[Source records]
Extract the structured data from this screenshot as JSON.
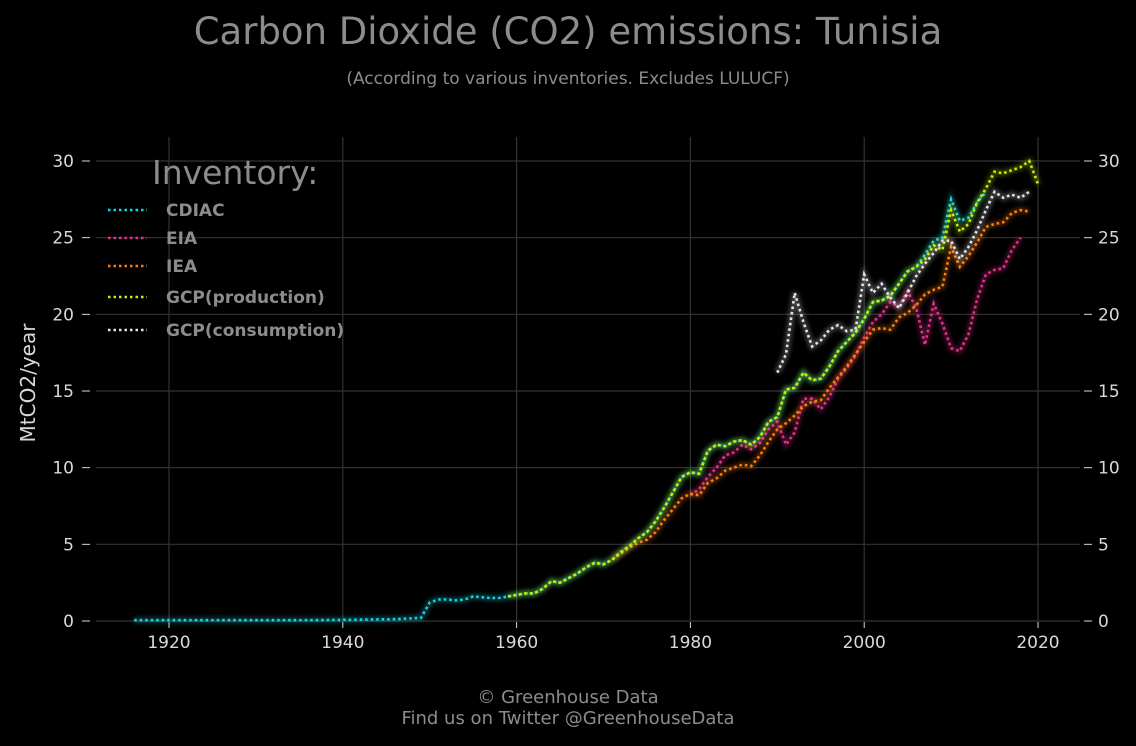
{
  "header": {
    "title": "Carbon Dioxide (CO2) emissions: Tunisia",
    "subtitle": "(According to various inventories. Excludes LULUCF)"
  },
  "footer": {
    "line1": "© Greenhouse Data",
    "line2": "Find us on Twitter @GreenhouseData"
  },
  "chart_data": {
    "type": "line",
    "title": "Carbon Dioxide (CO2) emissions: Tunisia",
    "subtitle": "(According to various inventories. Excludes LULUCF)",
    "ylabel": "MtCO2/year",
    "xlabel": "",
    "xlim": [
      1911,
      2025
    ],
    "ylim": [
      0,
      31.5
    ],
    "xticks": [
      1920,
      1940,
      1960,
      1980,
      2000,
      2020
    ],
    "yticks": [
      0,
      5,
      10,
      15,
      20,
      25,
      30
    ],
    "grid": true,
    "background": "#000000",
    "legend": {
      "title": "Inventory:",
      "position": "top-left"
    },
    "series": [
      {
        "name": "CDIAC",
        "color": "#17d6e6",
        "points": [
          [
            1916,
            0.05
          ],
          [
            1920,
            0.05
          ],
          [
            1925,
            0.05
          ],
          [
            1930,
            0.05
          ],
          [
            1935,
            0.05
          ],
          [
            1940,
            0.07
          ],
          [
            1943,
            0.1
          ],
          [
            1946,
            0.12
          ],
          [
            1949,
            0.2
          ],
          [
            1950,
            1.2
          ],
          [
            1951,
            1.4
          ],
          [
            1952,
            1.4
          ],
          [
            1953,
            1.35
          ],
          [
            1954,
            1.4
          ],
          [
            1955,
            1.6
          ],
          [
            1956,
            1.55
          ],
          [
            1957,
            1.5
          ],
          [
            1958,
            1.5
          ],
          [
            1959,
            1.6
          ],
          [
            1960,
            1.7
          ],
          [
            1961,
            1.8
          ],
          [
            1962,
            1.8
          ],
          [
            1963,
            2.1
          ],
          [
            1964,
            2.6
          ],
          [
            1965,
            2.5
          ],
          [
            1966,
            2.8
          ],
          [
            1967,
            3.1
          ],
          [
            1968,
            3.5
          ],
          [
            1969,
            3.8
          ],
          [
            1970,
            3.7
          ],
          [
            1971,
            4.0
          ],
          [
            1972,
            4.5
          ],
          [
            1973,
            4.9
          ],
          [
            1974,
            5.4
          ],
          [
            1975,
            5.8
          ],
          [
            1976,
            6.5
          ],
          [
            1977,
            7.4
          ],
          [
            1978,
            8.4
          ],
          [
            1979,
            9.4
          ],
          [
            1980,
            9.7
          ],
          [
            1981,
            9.6
          ],
          [
            1982,
            11.1
          ],
          [
            1983,
            11.5
          ],
          [
            1984,
            11.4
          ],
          [
            1985,
            11.7
          ],
          [
            1986,
            11.8
          ],
          [
            1987,
            11.5
          ],
          [
            1988,
            12.0
          ],
          [
            1989,
            13.0
          ],
          [
            1990,
            13.3
          ],
          [
            1991,
            15.1
          ],
          [
            1992,
            15.2
          ],
          [
            1993,
            16.2
          ],
          [
            1994,
            15.7
          ],
          [
            1995,
            15.8
          ],
          [
            1996,
            16.6
          ],
          [
            1997,
            17.6
          ],
          [
            1998,
            18.2
          ],
          [
            1999,
            18.8
          ],
          [
            2000,
            19.7
          ],
          [
            2001,
            20.8
          ],
          [
            2002,
            20.9
          ],
          [
            2003,
            21.2
          ],
          [
            2004,
            22.0
          ],
          [
            2005,
            22.8
          ],
          [
            2006,
            23.1
          ],
          [
            2007,
            23.9
          ],
          [
            2008,
            24.8
          ],
          [
            2009,
            25.0
          ],
          [
            2010,
            27.5
          ],
          [
            2011,
            26.1
          ],
          [
            2012,
            26.3
          ],
          [
            2013,
            27.3
          ],
          [
            2014,
            28.0
          ]
        ]
      },
      {
        "name": "EIA",
        "color": "#e6318c",
        "points": [
          [
            1980,
            8.2
          ],
          [
            1981,
            8.6
          ],
          [
            1982,
            9.4
          ],
          [
            1983,
            10.0
          ],
          [
            1984,
            10.8
          ],
          [
            1985,
            11.0
          ],
          [
            1986,
            11.5
          ],
          [
            1987,
            11.2
          ],
          [
            1988,
            11.6
          ],
          [
            1989,
            12.5
          ],
          [
            1990,
            13.0
          ],
          [
            1991,
            11.5
          ],
          [
            1992,
            12.3
          ],
          [
            1993,
            14.5
          ],
          [
            1994,
            14.5
          ],
          [
            1995,
            13.8
          ],
          [
            1996,
            14.6
          ],
          [
            1997,
            15.8
          ],
          [
            1998,
            16.5
          ],
          [
            1999,
            17.3
          ],
          [
            2000,
            18.5
          ],
          [
            2001,
            19.5
          ],
          [
            2002,
            20.0
          ],
          [
            2003,
            20.8
          ],
          [
            2004,
            20.5
          ],
          [
            2005,
            21.5
          ],
          [
            2006,
            20.4
          ],
          [
            2007,
            18.0
          ],
          [
            2008,
            20.7
          ],
          [
            2009,
            19.4
          ],
          [
            2010,
            17.8
          ],
          [
            2011,
            17.6
          ],
          [
            2012,
            18.7
          ],
          [
            2013,
            21.0
          ],
          [
            2014,
            22.6
          ],
          [
            2015,
            22.9
          ],
          [
            2016,
            23.0
          ],
          [
            2017,
            24.2
          ],
          [
            2018,
            25.0
          ]
        ]
      },
      {
        "name": "IEA",
        "color": "#ff7f0e",
        "points": [
          [
            1971,
            4.0
          ],
          [
            1972,
            4.4
          ],
          [
            1973,
            4.8
          ],
          [
            1974,
            5.1
          ],
          [
            1975,
            5.3
          ],
          [
            1976,
            5.8
          ],
          [
            1977,
            6.6
          ],
          [
            1978,
            7.3
          ],
          [
            1979,
            8.0
          ],
          [
            1980,
            8.3
          ],
          [
            1981,
            8.2
          ],
          [
            1982,
            9.0
          ],
          [
            1983,
            9.3
          ],
          [
            1984,
            9.8
          ],
          [
            1985,
            10.0
          ],
          [
            1986,
            10.2
          ],
          [
            1987,
            10.1
          ],
          [
            1988,
            10.8
          ],
          [
            1989,
            11.7
          ],
          [
            1990,
            12.5
          ],
          [
            1991,
            12.9
          ],
          [
            1992,
            13.4
          ],
          [
            1993,
            14.0
          ],
          [
            1994,
            14.3
          ],
          [
            1995,
            14.4
          ],
          [
            1996,
            15.2
          ],
          [
            1997,
            15.9
          ],
          [
            1998,
            16.6
          ],
          [
            1999,
            17.4
          ],
          [
            2000,
            18.2
          ],
          [
            2001,
            19.0
          ],
          [
            2002,
            19.1
          ],
          [
            2003,
            19.0
          ],
          [
            2004,
            19.8
          ],
          [
            2005,
            20.1
          ],
          [
            2006,
            20.6
          ],
          [
            2007,
            21.3
          ],
          [
            2008,
            21.6
          ],
          [
            2009,
            21.8
          ],
          [
            2010,
            24.4
          ],
          [
            2011,
            23.1
          ],
          [
            2012,
            23.8
          ],
          [
            2013,
            24.7
          ],
          [
            2014,
            25.7
          ],
          [
            2015,
            25.9
          ],
          [
            2016,
            26.0
          ],
          [
            2017,
            26.6
          ],
          [
            2018,
            26.8
          ],
          [
            2019,
            26.7
          ]
        ]
      },
      {
        "name": "GCP(production)",
        "color": "#c7f000",
        "points": [
          [
            1959,
            1.6
          ],
          [
            1960,
            1.7
          ],
          [
            1961,
            1.8
          ],
          [
            1962,
            1.8
          ],
          [
            1963,
            2.1
          ],
          [
            1964,
            2.6
          ],
          [
            1965,
            2.5
          ],
          [
            1966,
            2.8
          ],
          [
            1967,
            3.1
          ],
          [
            1968,
            3.5
          ],
          [
            1969,
            3.8
          ],
          [
            1970,
            3.7
          ],
          [
            1971,
            4.0
          ],
          [
            1972,
            4.5
          ],
          [
            1973,
            4.9
          ],
          [
            1974,
            5.4
          ],
          [
            1975,
            5.8
          ],
          [
            1976,
            6.5
          ],
          [
            1977,
            7.4
          ],
          [
            1978,
            8.4
          ],
          [
            1979,
            9.4
          ],
          [
            1980,
            9.7
          ],
          [
            1981,
            9.6
          ],
          [
            1982,
            11.1
          ],
          [
            1983,
            11.5
          ],
          [
            1984,
            11.4
          ],
          [
            1985,
            11.7
          ],
          [
            1986,
            11.8
          ],
          [
            1987,
            11.5
          ],
          [
            1988,
            12.0
          ],
          [
            1989,
            13.0
          ],
          [
            1990,
            13.3
          ],
          [
            1991,
            15.1
          ],
          [
            1992,
            15.2
          ],
          [
            1993,
            16.2
          ],
          [
            1994,
            15.7
          ],
          [
            1995,
            15.8
          ],
          [
            1996,
            16.6
          ],
          [
            1997,
            17.6
          ],
          [
            1998,
            18.2
          ],
          [
            1999,
            18.8
          ],
          [
            2000,
            19.7
          ],
          [
            2001,
            20.8
          ],
          [
            2002,
            20.9
          ],
          [
            2003,
            21.2
          ],
          [
            2004,
            22.0
          ],
          [
            2005,
            22.8
          ],
          [
            2006,
            23.1
          ],
          [
            2007,
            23.6
          ],
          [
            2008,
            24.5
          ],
          [
            2009,
            24.2
          ],
          [
            2010,
            26.8
          ],
          [
            2011,
            25.4
          ],
          [
            2012,
            25.9
          ],
          [
            2013,
            27.3
          ],
          [
            2014,
            28.2
          ],
          [
            2015,
            29.3
          ],
          [
            2016,
            29.2
          ],
          [
            2017,
            29.4
          ],
          [
            2018,
            29.6
          ],
          [
            2019,
            30.0
          ],
          [
            2020,
            28.5
          ]
        ]
      },
      {
        "name": "GCP(consumption)",
        "color": "#e6e6e6",
        "points": [
          [
            1990,
            16.2
          ],
          [
            1991,
            17.4
          ],
          [
            1992,
            21.4
          ],
          [
            1993,
            19.5
          ],
          [
            1994,
            17.9
          ],
          [
            1995,
            18.3
          ],
          [
            1996,
            19.0
          ],
          [
            1997,
            19.3
          ],
          [
            1998,
            18.9
          ],
          [
            1999,
            19.0
          ],
          [
            2000,
            22.6
          ],
          [
            2001,
            21.4
          ],
          [
            2002,
            22.0
          ],
          [
            2003,
            21.1
          ],
          [
            2004,
            20.4
          ],
          [
            2005,
            21.4
          ],
          [
            2006,
            22.5
          ],
          [
            2007,
            23.3
          ],
          [
            2008,
            24.0
          ],
          [
            2009,
            24.8
          ],
          [
            2010,
            24.8
          ],
          [
            2011,
            23.6
          ],
          [
            2012,
            24.4
          ],
          [
            2013,
            25.5
          ],
          [
            2014,
            26.8
          ],
          [
            2015,
            28.0
          ],
          [
            2016,
            27.6
          ],
          [
            2017,
            27.8
          ],
          [
            2018,
            27.6
          ],
          [
            2019,
            28.0
          ]
        ]
      }
    ]
  }
}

> [WHAT YOU ARE ASKED TO DO]: In the listing above, find the lines holding the word "inventories" and copy them.

> [EXERCISE RESULT]:
    "subtitle": "(According to various inventories. Excludes LULUCF)"
    "subtitle": "(According to various inventories. Excludes LULUCF)",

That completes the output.